§ **DIRECTIONS**: Print all entries precisely as they are written.

§ **Data items**:
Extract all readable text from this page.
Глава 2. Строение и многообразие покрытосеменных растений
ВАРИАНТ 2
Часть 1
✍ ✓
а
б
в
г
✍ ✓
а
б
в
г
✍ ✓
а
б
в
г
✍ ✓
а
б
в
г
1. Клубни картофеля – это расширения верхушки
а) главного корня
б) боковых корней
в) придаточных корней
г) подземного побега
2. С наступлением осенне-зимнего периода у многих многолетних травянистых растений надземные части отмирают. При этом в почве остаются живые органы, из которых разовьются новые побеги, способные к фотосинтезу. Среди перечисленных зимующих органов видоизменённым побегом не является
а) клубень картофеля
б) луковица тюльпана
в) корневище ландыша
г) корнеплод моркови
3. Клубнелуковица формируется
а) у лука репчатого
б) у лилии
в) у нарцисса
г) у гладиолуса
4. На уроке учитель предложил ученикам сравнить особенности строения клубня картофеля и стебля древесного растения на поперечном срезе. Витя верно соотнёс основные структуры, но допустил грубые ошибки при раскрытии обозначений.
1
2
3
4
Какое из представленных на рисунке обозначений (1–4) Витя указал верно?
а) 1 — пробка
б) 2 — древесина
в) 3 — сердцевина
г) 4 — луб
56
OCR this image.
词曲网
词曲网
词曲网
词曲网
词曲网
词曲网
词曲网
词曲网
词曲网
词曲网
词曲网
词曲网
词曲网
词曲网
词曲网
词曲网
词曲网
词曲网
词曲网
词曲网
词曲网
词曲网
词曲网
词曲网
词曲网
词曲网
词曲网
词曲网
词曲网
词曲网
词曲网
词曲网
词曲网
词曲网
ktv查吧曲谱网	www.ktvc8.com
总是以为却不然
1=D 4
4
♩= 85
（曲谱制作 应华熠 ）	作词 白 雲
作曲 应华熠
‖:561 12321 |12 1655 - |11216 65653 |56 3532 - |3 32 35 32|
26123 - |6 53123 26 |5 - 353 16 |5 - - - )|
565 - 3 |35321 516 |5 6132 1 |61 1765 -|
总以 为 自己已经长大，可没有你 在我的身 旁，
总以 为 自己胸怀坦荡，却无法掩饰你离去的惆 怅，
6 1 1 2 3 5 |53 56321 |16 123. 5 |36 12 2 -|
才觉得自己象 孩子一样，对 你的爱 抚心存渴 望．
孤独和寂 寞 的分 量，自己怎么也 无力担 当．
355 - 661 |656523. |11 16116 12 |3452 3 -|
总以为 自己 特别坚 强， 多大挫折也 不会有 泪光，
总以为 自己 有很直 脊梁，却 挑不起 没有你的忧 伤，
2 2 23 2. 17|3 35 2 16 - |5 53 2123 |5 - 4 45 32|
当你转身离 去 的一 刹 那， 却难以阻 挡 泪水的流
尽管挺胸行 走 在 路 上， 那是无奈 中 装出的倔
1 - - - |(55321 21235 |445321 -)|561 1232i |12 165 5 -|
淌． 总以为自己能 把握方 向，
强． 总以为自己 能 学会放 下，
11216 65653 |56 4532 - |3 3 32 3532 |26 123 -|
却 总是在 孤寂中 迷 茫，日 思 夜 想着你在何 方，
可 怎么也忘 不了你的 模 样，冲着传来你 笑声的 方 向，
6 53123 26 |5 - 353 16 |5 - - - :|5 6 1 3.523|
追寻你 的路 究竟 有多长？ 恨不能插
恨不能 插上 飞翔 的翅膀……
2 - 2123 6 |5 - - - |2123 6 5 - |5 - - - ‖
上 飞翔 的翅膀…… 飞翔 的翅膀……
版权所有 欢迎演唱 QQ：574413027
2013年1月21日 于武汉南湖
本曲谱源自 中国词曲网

§ **EXPECTED ANSWER**:
Extract all readable text from this page.
Глава 2. Строение и многообразие покрытосеменных растений
ВАРИАНТ 2
Часть 1
✍ ✓
а
б
в
г
✍ ✓
а
б
в
г
✍ ✓
а
б
в
г
✍ ✓
а
б
в
г
1. Клубни картофеля – это расширения верхушки
а) главного корня
б) боковых корней
в) придаточных корней
г) подземного побега
2. С наступлением осенне-зимнего периода у многих многолетних травянистых растений надземные части отмирают. При этом в почве остаются живые органы, из которых разовьются новые побеги, способные к фотосинтезу. Среди перечисленных зимующих органов видоизменённым побегом не является
а) клубень картофеля
б) луковица тюльпана
в) корневище ландыша
г) корнеплод моркови
3. Клубнелуковица формируется
а) у лука репчатого
б) у лилии
в) у нарцисса
г) у гладиолуса
4. На уроке учитель предложил ученикам сравнить особенности строения клубня картофеля и стебля древесного растения на поперечном срезе. Витя верно соотнёс основные структуры, но допустил грубые ошибки при раскрытии обозначений.
1
2
3
4
Какое из представленных на рисунке обозначений (1–4) Витя указал верно?
а) 1 — пробка
б) 2 — древесина
в) 3 — сердцевина
г) 4 — луб
56
OCR this image.
词曲网
词曲网
词曲网
词曲网
词曲网
词曲网
词曲网
词曲网
词曲网
词曲网
词曲网
词曲网
词曲网
词曲网
词曲网
词曲网
词曲网
词曲网
词曲网
词曲网
词曲网
词曲网
词曲网
词曲网
词曲网
词曲网
词曲网
词曲网
词曲网
词曲网
词曲网
词曲网
词曲网
词曲网
ktv查吧曲谱网	www.ktvc8.com
总是以为却不然
1=D 4
4
♩= 85
（曲谱制作 应华熠 ）	作词 白 雲
作曲 应华熠
‖:561 12321 |12 1655 - |11216 65653 |56 3532 - |3 32 35 32|
26123 - |6 53123 26 |5 - 353 16 |5 - - - )|
565 - 3 |35321 516 |5 6132 1 |61 1765 -|
总以 为 自己已经长大，可没有你 在我的身 旁，
总以 为 自己胸怀坦荡，却无法掩饰你离去的惆 怅，
6 1 1 2 3 5 |53 56321 |16 123. 5 |36 12 2 -|
才觉得自己象 孩子一样，对 你的爱 抚心存渴 望．
孤独和寂 寞 的分 量，自己怎么也 无力担 当．
355 - 661 |656523. |11 16116 12 |3452 3 -|
总以为 自己 特别坚 强， 多大挫折也 不会有 泪光，
总以为 自己 有很直 脊梁，却 挑不起 没有你的忧 伤，
2 2 23 2. 17|3 35 2 16 - |5 53 2123 |5 - 4 45 32|
当你转身离 去 的一 刹 那， 却难以阻 挡 泪水的流
尽管挺胸行 走 在 路 上， 那是无奈 中 装出的倔
1 - - - |(55321 21235 |445321 -)|561 1232i |12 165 5 -|
淌． 总以为自己能 把握方 向，
强． 总以为自己 能 学会放 下，
11216 65653 |56 4532 - |3 3 32 3532 |26 123 -|
却 总是在 孤寂中 迷 茫，日 思 夜 想着你在何 方，
可 怎么也忘 不了你的 模 样，冲着传来你 笑声的 方 向，
6 53123 26 |5 - 353 16 |5 - - - :|5 6 1 3.523|
追寻你 的路 究竟 有多长？ 恨不能插
恨不能 插上 飞翔 的翅膀……
2 - 2123 6 |5 - - - |2123 6 5 - |5 - - - ‖
上 飞翔 的翅膀…… 飞翔 的翅膀……
版权所有 欢迎演唱 QQ：574413027
2013年1月21日 于武汉南湖
本曲谱源自 中国词曲网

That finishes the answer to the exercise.